(Data extracted from a collection)

--*--

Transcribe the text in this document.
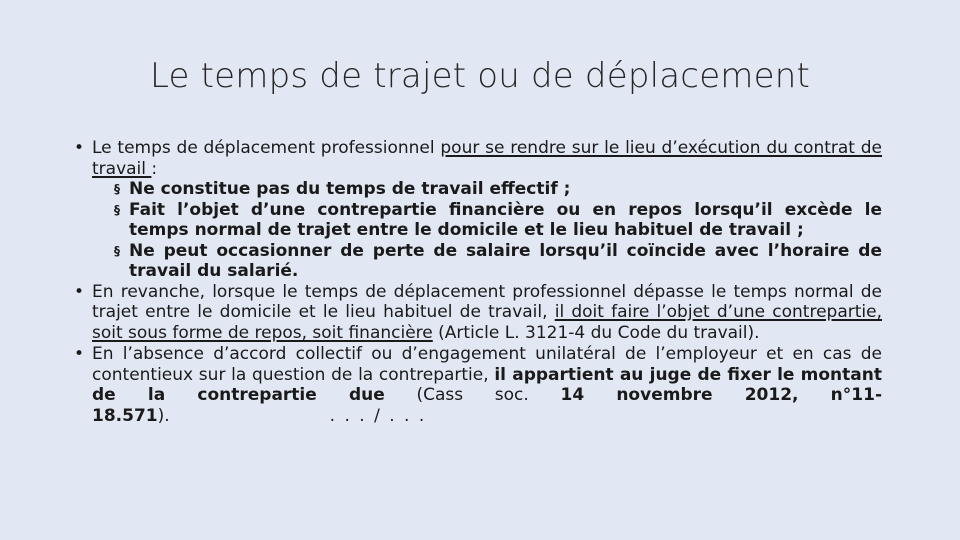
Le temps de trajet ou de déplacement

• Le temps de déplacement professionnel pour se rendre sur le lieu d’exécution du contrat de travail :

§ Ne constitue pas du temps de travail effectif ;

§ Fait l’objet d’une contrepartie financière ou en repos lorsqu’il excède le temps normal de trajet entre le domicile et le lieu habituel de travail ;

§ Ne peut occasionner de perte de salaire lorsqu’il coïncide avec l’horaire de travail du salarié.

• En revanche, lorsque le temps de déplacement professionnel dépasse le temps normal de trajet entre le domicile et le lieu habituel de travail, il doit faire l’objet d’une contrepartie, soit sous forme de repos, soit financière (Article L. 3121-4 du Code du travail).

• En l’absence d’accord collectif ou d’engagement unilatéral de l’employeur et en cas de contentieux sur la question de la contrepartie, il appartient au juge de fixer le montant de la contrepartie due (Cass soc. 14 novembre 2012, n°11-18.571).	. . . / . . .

--*--

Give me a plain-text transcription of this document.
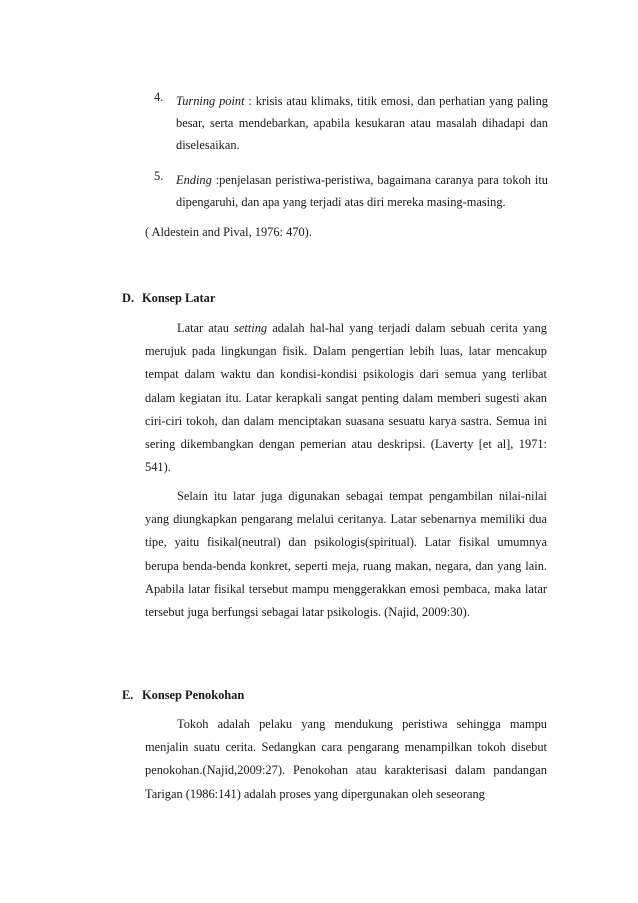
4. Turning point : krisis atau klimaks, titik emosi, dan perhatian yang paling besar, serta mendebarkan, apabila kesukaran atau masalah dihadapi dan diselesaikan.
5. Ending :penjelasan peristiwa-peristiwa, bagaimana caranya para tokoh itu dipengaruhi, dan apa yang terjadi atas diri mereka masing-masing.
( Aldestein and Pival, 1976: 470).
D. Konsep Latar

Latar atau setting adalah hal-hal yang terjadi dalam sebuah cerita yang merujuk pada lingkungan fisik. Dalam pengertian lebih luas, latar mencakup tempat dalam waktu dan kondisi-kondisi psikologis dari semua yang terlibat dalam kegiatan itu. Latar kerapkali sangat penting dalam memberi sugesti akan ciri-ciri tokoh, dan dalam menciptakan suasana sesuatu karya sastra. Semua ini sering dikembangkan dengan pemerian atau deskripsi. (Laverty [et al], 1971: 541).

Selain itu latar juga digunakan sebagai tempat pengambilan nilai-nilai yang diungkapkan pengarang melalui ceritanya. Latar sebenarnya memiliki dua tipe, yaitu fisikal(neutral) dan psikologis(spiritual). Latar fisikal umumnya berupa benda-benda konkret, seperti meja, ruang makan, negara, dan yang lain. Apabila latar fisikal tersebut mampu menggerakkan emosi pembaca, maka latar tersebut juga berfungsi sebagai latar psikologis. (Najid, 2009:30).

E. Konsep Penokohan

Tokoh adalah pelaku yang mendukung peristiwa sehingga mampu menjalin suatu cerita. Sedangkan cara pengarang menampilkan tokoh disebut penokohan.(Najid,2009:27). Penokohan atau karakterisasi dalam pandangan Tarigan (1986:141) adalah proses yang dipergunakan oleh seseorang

--*--

THE EXERCISE - Find each line in the records holding the string "text" and show it.

RESPONSE FOR THIS EXERCISE -
Transcribe the text in this document.
Give me a plain-text transcription of this document.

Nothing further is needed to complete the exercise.